[TASK OBJECTIVE]:
What number of lines in the material contain the word "index"? Give that number alone.

____ MATERIAL PROVIDED

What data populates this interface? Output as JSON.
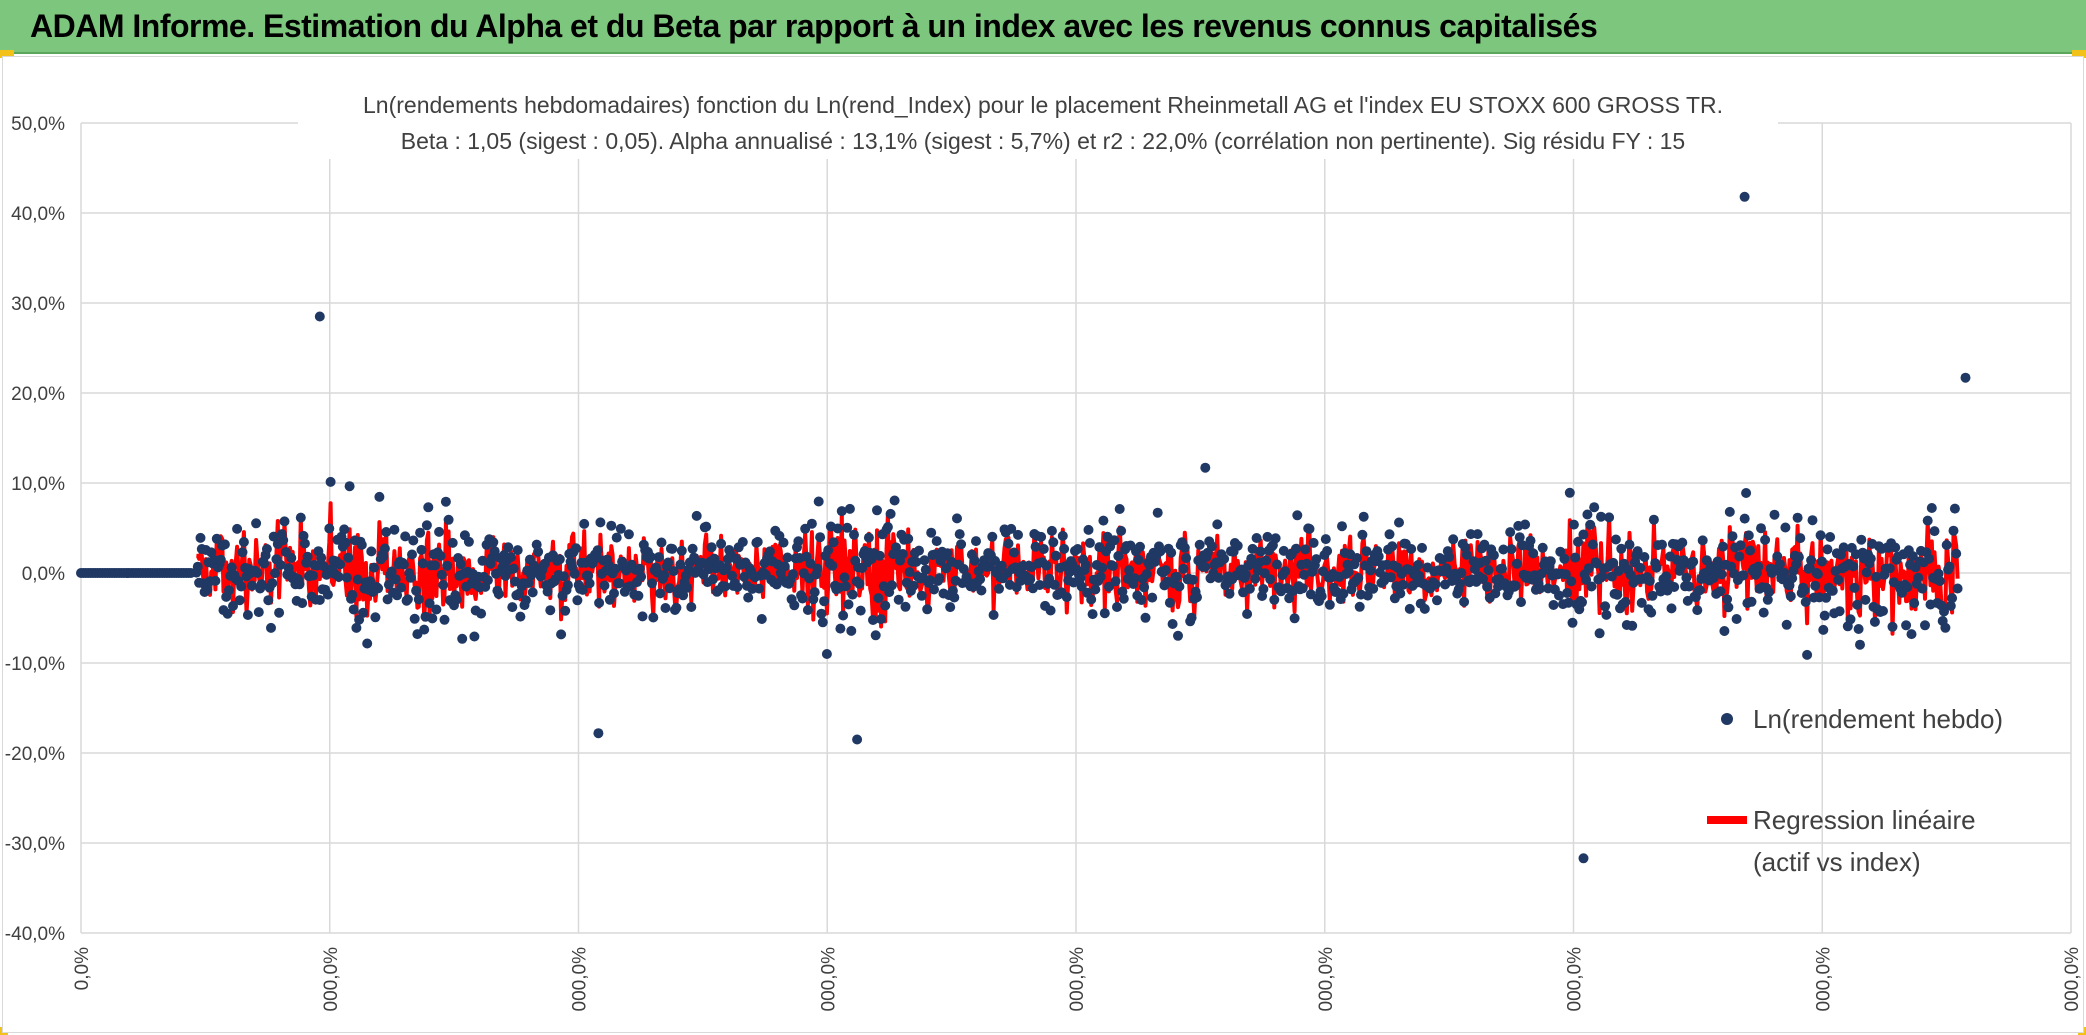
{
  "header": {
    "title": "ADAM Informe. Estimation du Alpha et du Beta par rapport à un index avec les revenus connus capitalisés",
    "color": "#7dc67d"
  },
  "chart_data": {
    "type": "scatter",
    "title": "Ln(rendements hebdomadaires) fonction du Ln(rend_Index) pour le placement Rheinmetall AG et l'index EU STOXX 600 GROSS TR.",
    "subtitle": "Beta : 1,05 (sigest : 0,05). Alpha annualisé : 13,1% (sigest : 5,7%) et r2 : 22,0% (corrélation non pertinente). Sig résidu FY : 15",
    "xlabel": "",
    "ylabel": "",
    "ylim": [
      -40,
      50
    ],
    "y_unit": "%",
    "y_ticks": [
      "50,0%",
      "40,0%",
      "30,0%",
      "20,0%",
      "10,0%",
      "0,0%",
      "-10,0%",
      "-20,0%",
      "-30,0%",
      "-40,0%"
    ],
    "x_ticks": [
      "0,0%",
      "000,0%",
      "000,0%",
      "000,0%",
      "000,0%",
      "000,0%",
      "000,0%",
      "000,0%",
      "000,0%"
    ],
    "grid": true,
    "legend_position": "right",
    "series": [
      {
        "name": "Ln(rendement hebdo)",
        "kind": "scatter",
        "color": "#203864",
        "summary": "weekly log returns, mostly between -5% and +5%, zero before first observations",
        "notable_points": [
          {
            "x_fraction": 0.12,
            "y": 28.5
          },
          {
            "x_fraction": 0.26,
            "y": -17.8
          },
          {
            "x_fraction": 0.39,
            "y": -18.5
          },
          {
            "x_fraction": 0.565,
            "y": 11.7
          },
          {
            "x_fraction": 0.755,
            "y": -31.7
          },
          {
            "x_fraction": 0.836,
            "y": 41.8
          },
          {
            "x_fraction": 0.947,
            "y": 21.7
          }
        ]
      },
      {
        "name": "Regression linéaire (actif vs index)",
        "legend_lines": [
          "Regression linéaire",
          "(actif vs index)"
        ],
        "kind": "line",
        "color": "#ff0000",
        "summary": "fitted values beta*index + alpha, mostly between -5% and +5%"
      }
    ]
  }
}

________
____ MATERIAL PROVIDED

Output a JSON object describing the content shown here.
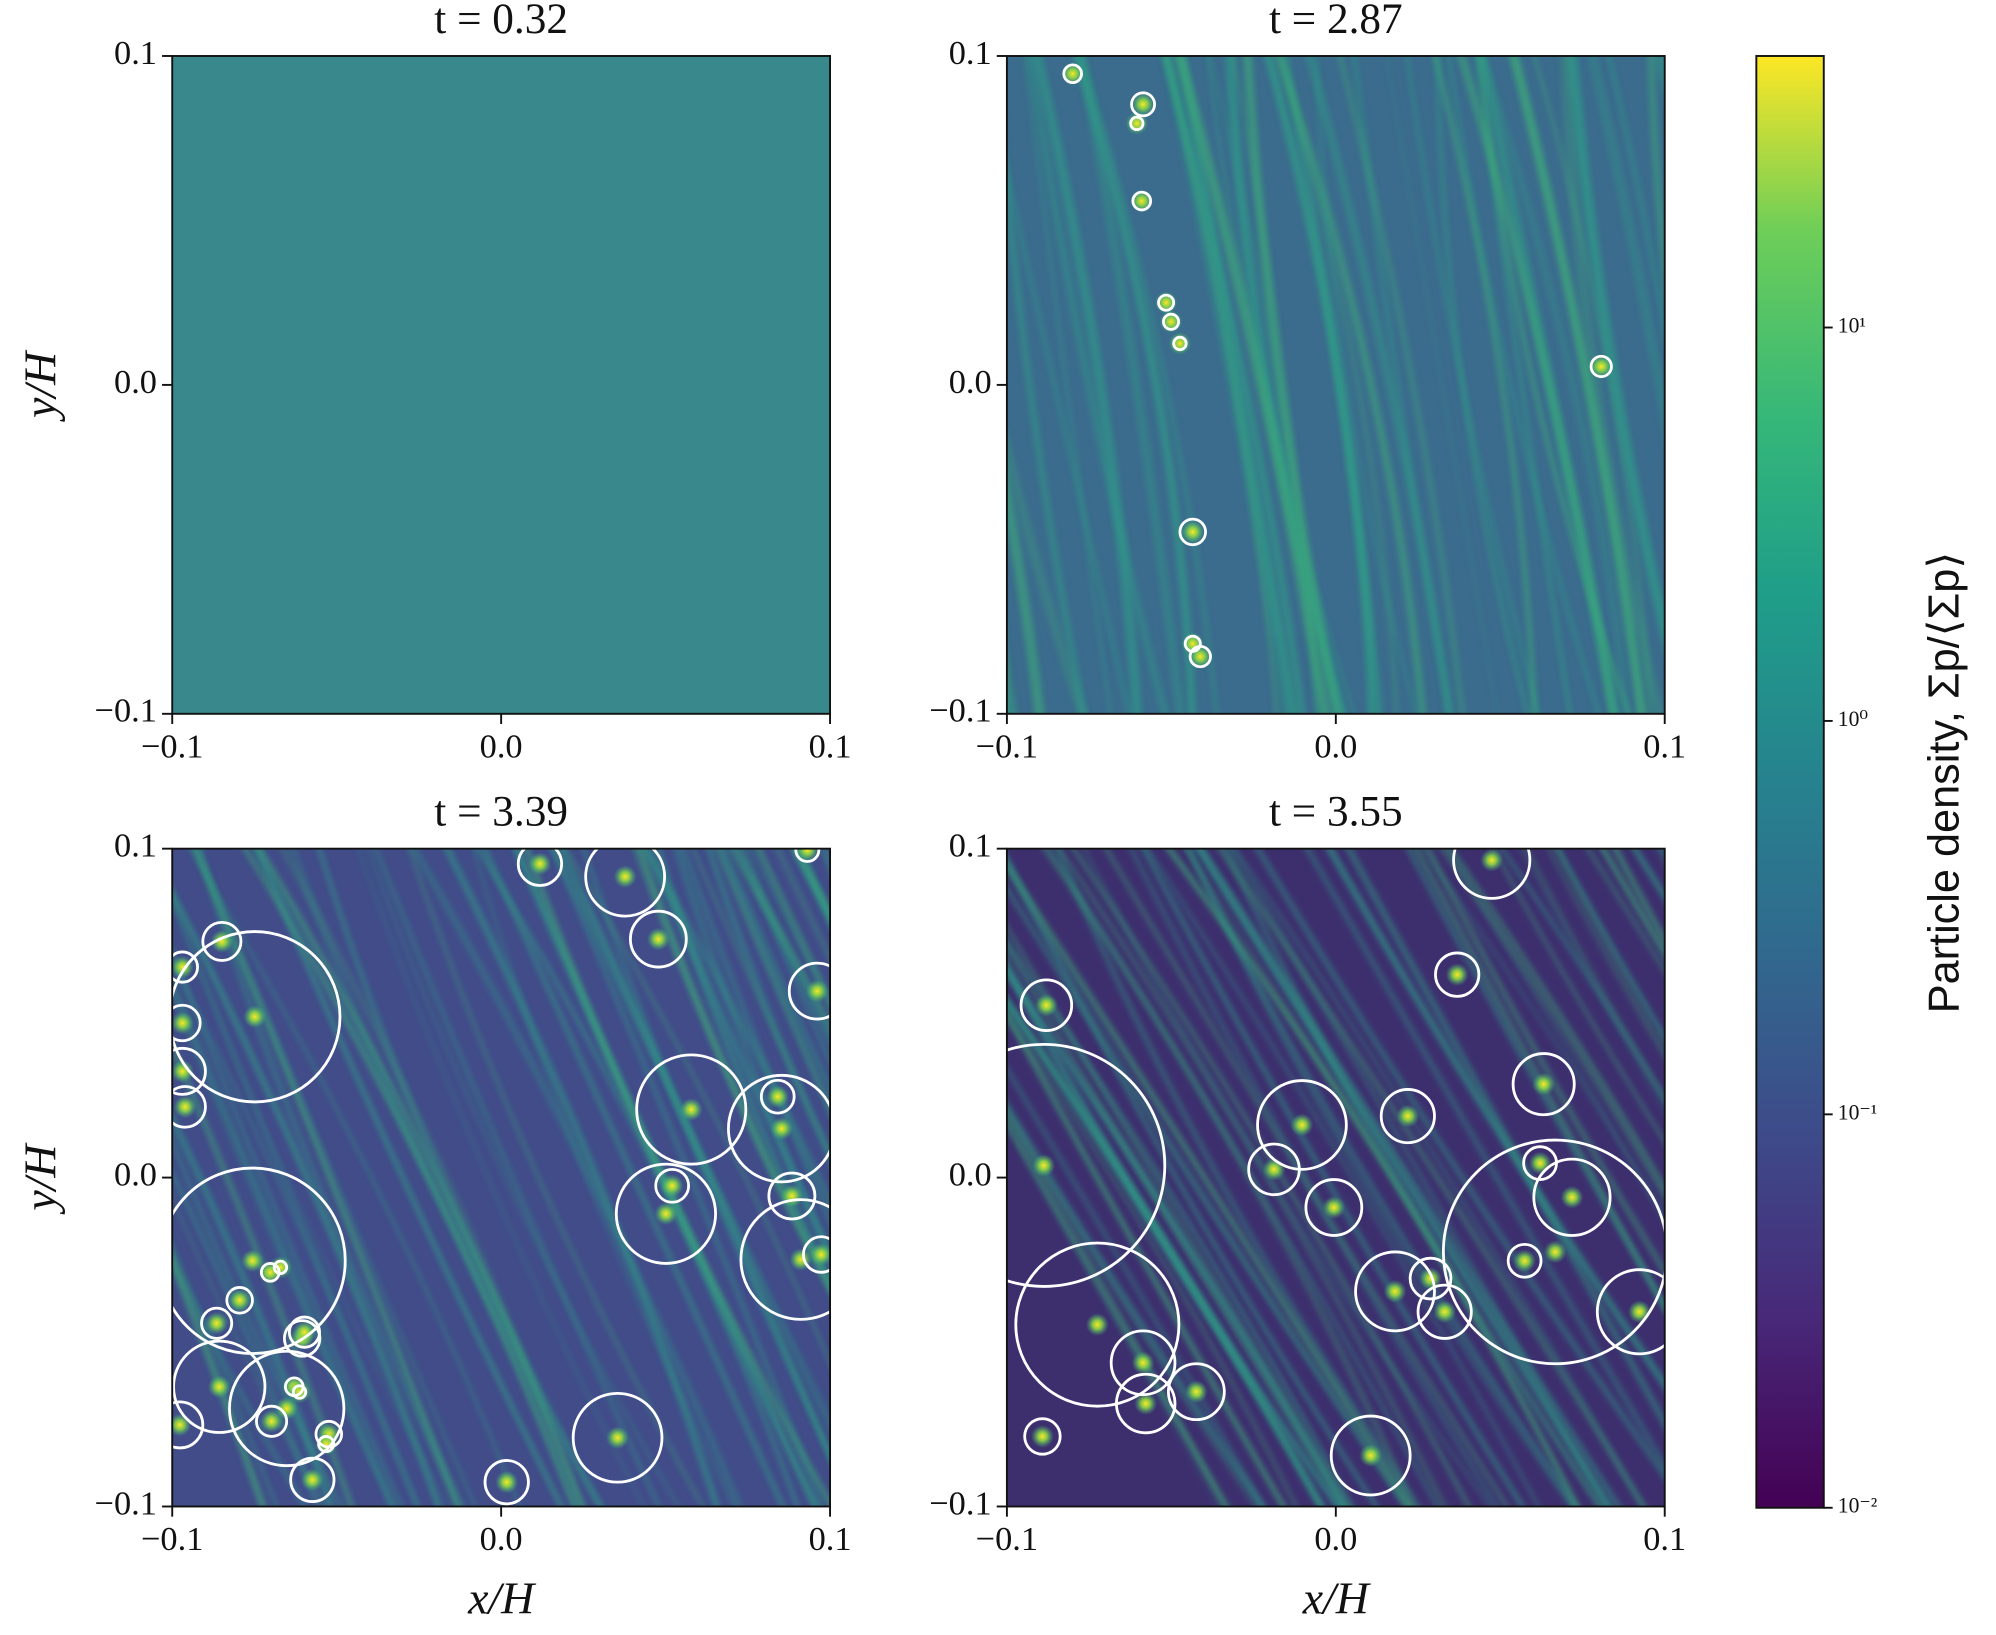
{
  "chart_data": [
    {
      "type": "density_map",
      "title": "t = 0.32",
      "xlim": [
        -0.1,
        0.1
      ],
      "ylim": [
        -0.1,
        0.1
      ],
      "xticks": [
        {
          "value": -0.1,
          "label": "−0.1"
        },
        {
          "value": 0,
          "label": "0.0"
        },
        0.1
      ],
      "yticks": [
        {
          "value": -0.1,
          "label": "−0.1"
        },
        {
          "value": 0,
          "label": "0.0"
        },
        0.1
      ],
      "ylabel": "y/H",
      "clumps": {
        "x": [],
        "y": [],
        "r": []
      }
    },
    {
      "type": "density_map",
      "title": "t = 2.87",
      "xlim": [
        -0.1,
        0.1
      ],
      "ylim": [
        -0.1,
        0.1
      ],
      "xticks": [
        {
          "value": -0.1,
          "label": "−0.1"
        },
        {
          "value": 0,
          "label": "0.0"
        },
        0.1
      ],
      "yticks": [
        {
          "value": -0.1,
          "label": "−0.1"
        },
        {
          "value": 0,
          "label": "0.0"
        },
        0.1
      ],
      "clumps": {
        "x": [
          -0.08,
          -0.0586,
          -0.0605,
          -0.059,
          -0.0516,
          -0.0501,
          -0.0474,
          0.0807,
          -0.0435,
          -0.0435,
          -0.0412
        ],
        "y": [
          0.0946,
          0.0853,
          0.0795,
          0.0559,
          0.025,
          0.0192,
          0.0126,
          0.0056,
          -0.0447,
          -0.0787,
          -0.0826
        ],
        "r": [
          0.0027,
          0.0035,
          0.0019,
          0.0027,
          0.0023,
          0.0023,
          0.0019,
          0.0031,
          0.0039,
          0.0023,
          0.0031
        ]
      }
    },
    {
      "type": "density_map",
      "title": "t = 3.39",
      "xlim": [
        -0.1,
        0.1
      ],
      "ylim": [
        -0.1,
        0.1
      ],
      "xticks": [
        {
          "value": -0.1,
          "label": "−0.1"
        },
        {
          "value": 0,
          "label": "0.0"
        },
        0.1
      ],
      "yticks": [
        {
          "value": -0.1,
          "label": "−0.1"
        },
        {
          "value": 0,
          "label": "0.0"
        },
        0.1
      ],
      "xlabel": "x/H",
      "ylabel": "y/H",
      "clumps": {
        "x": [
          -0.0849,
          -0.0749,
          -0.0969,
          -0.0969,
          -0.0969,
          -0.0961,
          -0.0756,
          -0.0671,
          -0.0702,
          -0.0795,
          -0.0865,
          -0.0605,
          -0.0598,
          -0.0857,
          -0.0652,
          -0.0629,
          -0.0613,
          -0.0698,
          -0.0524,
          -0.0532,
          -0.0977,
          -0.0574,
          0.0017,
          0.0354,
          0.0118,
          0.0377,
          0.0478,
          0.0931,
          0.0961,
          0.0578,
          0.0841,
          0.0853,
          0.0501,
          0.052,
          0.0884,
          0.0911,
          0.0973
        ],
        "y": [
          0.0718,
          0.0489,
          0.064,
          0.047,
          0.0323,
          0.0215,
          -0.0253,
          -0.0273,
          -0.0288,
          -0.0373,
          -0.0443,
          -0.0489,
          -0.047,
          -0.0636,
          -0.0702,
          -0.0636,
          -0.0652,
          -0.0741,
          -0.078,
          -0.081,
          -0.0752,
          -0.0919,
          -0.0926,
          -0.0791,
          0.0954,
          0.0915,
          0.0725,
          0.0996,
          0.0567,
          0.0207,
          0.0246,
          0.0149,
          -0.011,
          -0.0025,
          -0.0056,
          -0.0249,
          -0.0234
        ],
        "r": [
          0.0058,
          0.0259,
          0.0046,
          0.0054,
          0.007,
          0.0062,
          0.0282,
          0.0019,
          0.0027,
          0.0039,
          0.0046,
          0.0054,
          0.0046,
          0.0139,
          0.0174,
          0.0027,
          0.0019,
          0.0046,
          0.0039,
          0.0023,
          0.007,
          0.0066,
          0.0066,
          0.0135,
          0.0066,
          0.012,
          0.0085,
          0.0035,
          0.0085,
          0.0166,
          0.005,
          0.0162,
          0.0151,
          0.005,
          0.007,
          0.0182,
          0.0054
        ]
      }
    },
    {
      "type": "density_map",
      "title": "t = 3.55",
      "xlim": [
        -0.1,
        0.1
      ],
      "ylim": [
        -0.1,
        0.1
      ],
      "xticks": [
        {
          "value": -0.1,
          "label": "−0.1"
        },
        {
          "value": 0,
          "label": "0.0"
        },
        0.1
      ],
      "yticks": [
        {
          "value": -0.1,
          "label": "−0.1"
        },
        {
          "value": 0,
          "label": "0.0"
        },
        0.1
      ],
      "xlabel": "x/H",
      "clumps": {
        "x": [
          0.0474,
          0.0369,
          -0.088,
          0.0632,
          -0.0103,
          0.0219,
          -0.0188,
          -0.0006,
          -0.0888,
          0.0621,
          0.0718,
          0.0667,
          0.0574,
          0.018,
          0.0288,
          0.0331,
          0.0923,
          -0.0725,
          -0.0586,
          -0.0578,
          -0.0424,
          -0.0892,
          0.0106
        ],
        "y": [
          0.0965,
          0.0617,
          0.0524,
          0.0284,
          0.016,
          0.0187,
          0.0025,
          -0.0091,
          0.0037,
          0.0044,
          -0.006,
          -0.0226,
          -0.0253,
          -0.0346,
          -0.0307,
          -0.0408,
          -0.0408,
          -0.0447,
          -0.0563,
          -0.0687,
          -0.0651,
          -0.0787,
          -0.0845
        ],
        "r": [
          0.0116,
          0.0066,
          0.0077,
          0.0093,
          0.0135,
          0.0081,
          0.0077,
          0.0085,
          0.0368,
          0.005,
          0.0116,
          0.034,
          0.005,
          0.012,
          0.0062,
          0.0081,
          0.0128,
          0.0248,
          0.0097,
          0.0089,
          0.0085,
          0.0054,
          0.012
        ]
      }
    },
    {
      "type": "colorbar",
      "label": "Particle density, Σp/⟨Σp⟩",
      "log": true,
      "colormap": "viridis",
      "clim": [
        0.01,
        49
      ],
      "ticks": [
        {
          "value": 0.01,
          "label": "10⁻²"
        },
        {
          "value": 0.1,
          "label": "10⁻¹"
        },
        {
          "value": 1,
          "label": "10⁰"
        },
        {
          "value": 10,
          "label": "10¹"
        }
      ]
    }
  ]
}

________

[RESULT OF THIS TASK]:
5